[START Exercise material]

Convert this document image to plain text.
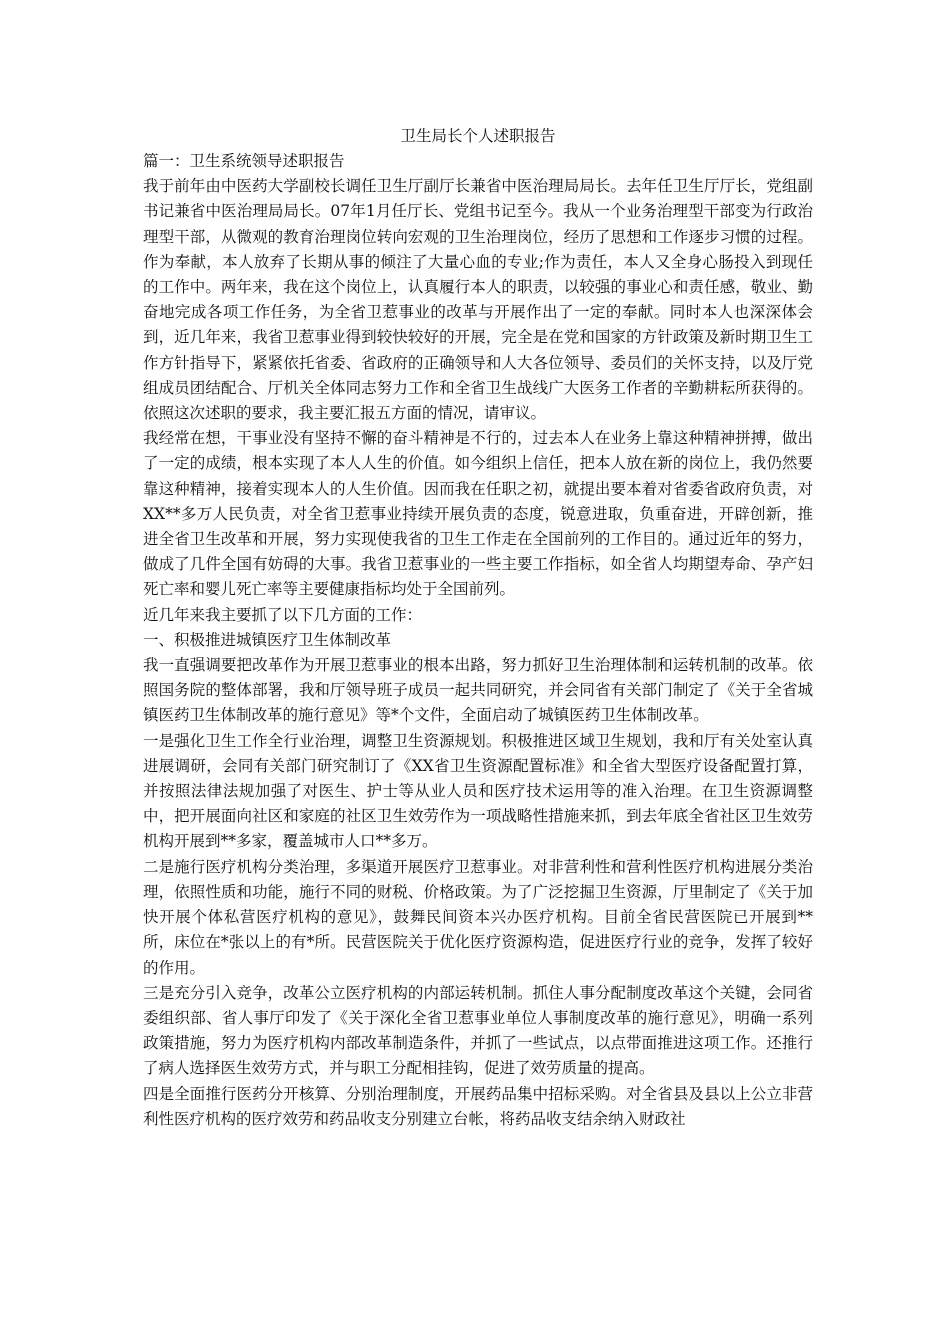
卫生局长个人述职报告

篇一：卫生系统领导述职报告

我于前年由中医药大学副校长调任卫生厅副厅长兼省中医治理局局长。去年任卫生厅厅长，党组副书记兼省中医治理局局长。07年1月任厅长、党组书记至今。我从一个业务治理型干部变为行政治理型干部，从微观的教育治理岗位转向宏观的卫生治理岗位，经历了思想和工作逐步习惯的过程。作为奉献，本人放弃了长期从事的倾注了大量心血的专业;作为责任，本人又全身心肠投入到现任的工作中。两年来，我在这个岗位上，认真履行本人的职责，以较强的事业心和责任感，敬业、勤奋地完成各项工作任务，为全省卫惹事业的改革与开展作出了一定的奉献。同时本人也深深体会到，近几年来，我省卫惹事业得到较快较好的开展，完全是在党和国家的方针政策及新时期卫生工作方针指导下，紧紧依托省委、省政府的正确领导和人大各位领导、委员们的关怀支持，以及厅党组成员团结配合、厅机关全体同志努力工作和全省卫生战线广大医务工作者的辛勤耕耘所获得的。依照这次述职的要求，我主要汇报五方面的情况，请审议。

我经常在想，干事业没有坚持不懈的奋斗精神是不行的，过去本人在业务上靠这种精神拼搏，做出了一定的成绩，根本实现了本人人生的价值。如今组织上信任，把本人放在新的岗位上，我仍然要靠这种精神，接着实现本人的人生价值。因而我在任职之初，就提出要本着对省委省政府负责，对XX**多万人民负责，对全省卫惹事业持续开展负责的态度，锐意进取，负重奋进，开辟创新，推进全省卫生改革和开展，努力实现使我省的卫生工作走在全国前列的工作目的。通过近年的努力，做成了几件全国有妨碍的大事。我省卫惹事业的一些主要工作指标，如全省人均期望寿命、孕产妇死亡率和婴儿死亡率等主要健康指标均处于全国前列。

近几年来我主要抓了以下几方面的工作：

一、积极推进城镇医疗卫生体制改革

我一直强调要把改革作为开展卫惹事业的根本出路，努力抓好卫生治理体制和运转机制的改革。依照国务院的整体部署，我和厅领导班子成员一起共同研究，并会同省有关部门制定了《关于全省城镇医药卫生体制改革的施行意见》等*个文件，全面启动了城镇医药卫生体制改革。

一是强化卫生工作全行业治理，调整卫生资源规划。积极推进区域卫生规划，我和厅有关处室认真进展调研，会同有关部门研究制订了《XX省卫生资源配置标准》和全省大型医疗设备配置打算，并按照法律法规加强了对医生、护士等从业人员和医疗技术运用等的准入治理。在卫生资源调整中，把开展面向社区和家庭的社区卫生效劳作为一项战略性措施来抓，到去年底全省社区卫生效劳机构开展到**多家，覆盖城市人口**多万。

二是施行医疗机构分类治理，多渠道开展医疗卫惹事业。对非营利性和营利性医疗机构进展分类治理，依照性质和功能，施行不同的财税、价格政策。为了广泛挖掘卫生资源，厅里制定了《关于加快开展个体私营医疗机构的意见》，鼓舞民间资本兴办医疗机构。目前全省民营医院已开展到**所，床位在*张以上的有*所。民营医院关于优化医疗资源构造，促进医疗行业的竞争，发挥了较好的作用。

三是充分引入竞争，改革公立医疗机构的内部运转机制。抓住人事分配制度改革这个关键，会同省委组织部、省人事厅印发了《关于深化全省卫惹事业单位人事制度改革的施行意见》，明确一系列政策措施，努力为医疗机构内部改革制造条件，并抓了一些试点，以点带面推进这项工作。还推行了病人选择医生效劳方式，并与职工分配相挂钩，促进了效劳质量的提高。

四是全面推行医药分开核算、分别治理制度，开展药品集中招标采购。对全省县及县以上公立非营利性医疗机构的医疗效劳和药品收支分别建立台帐，将药品收支结余纳入财政社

[END Exercise material]

What is being asked:
Leave out the pictures and reproduce the rest of the listing exactly.

Answer for the task:
Convert this document image to plain text.
卫生局长个人述职报告

篇一：卫生系统领导述职报告

我于前年由中医药大学副校长调任卫生厅副厅长兼省中医治理局局长。去年任卫生厅厅长，党组副书记兼省中医治理局局长。07年1月任厅长、党组书记至今。我从一个业务治理型干部变为行政治理型干部，从微观的教育治理岗位转向宏观的卫生治理岗位，经历了思想和工作逐步习惯的过程。作为奉献，本人放弃了长期从事的倾注了大量心血的专业;作为责任，本人又全身心肠投入到现任的工作中。两年来，我在这个岗位上，认真履行本人的职责，以较强的事业心和责任感，敬业、勤奋地完成各项工作任务，为全省卫惹事业的改革与开展作出了一定的奉献。同时本人也深深体会到，近几年来，我省卫惹事业得到较快较好的开展，完全是在党和国家的方针政策及新时期卫生工作方针指导下，紧紧依托省委、省政府的正确领导和人大各位领导、委员们的关怀支持，以及厅党组成员团结配合、厅机关全体同志努力工作和全省卫生战线广大医务工作者的辛勤耕耘所获得的。依照这次述职的要求，我主要汇报五方面的情况，请审议。

我经常在想，干事业没有坚持不懈的奋斗精神是不行的，过去本人在业务上靠这种精神拼搏，做出了一定的成绩，根本实现了本人人生的价值。如今组织上信任，把本人放在新的岗位上，我仍然要靠这种精神，接着实现本人的人生价值。因而我在任职之初，就提出要本着对省委省政府负责，对XX**多万人民负责，对全省卫惹事业持续开展负责的态度，锐意进取，负重奋进，开辟创新，推进全省卫生改革和开展，努力实现使我省的卫生工作走在全国前列的工作目的。通过近年的努力，做成了几件全国有妨碍的大事。我省卫惹事业的一些主要工作指标，如全省人均期望寿命、孕产妇死亡率和婴儿死亡率等主要健康指标均处于全国前列。

近几年来我主要抓了以下几方面的工作：

一、积极推进城镇医疗卫生体制改革

我一直强调要把改革作为开展卫惹事业的根本出路，努力抓好卫生治理体制和运转机制的改革。依照国务院的整体部署，我和厅领导班子成员一起共同研究，并会同省有关部门制定了《关于全省城镇医药卫生体制改革的施行意见》等*个文件，全面启动了城镇医药卫生体制改革。

一是强化卫生工作全行业治理，调整卫生资源规划。积极推进区域卫生规划，我和厅有关处室认真进展调研，会同有关部门研究制订了《XX省卫生资源配置标准》和全省大型医疗设备配置打算，并按照法律法规加强了对医生、护士等从业人员和医疗技术运用等的准入治理。在卫生资源调整中，把开展面向社区和家庭的社区卫生效劳作为一项战略性措施来抓，到去年底全省社区卫生效劳机构开展到**多家，覆盖城市人口**多万。

二是施行医疗机构分类治理，多渠道开展医疗卫惹事业。对非营利性和营利性医疗机构进展分类治理，依照性质和功能，施行不同的财税、价格政策。为了广泛挖掘卫生资源，厅里制定了《关于加快开展个体私营医疗机构的意见》，鼓舞民间资本兴办医疗机构。目前全省民营医院已开展到**所，床位在*张以上的有*所。民营医院关于优化医疗资源构造，促进医疗行业的竞争，发挥了较好的作用。

三是充分引入竞争，改革公立医疗机构的内部运转机制。抓住人事分配制度改革这个关键，会同省委组织部、省人事厅印发了《关于深化全省卫惹事业单位人事制度改革的施行意见》，明确一系列政策措施，努力为医疗机构内部改革制造条件，并抓了一些试点，以点带面推进这项工作。还推行了病人选择医生效劳方式，并与职工分配相挂钩，促进了效劳质量的提高。

四是全面推行医药分开核算、分别治理制度，开展药品集中招标采购。对全省县及县以上公立非营利性医疗机构的医疗效劳和药品收支分别建立台帐，将药品收支结余纳入财政社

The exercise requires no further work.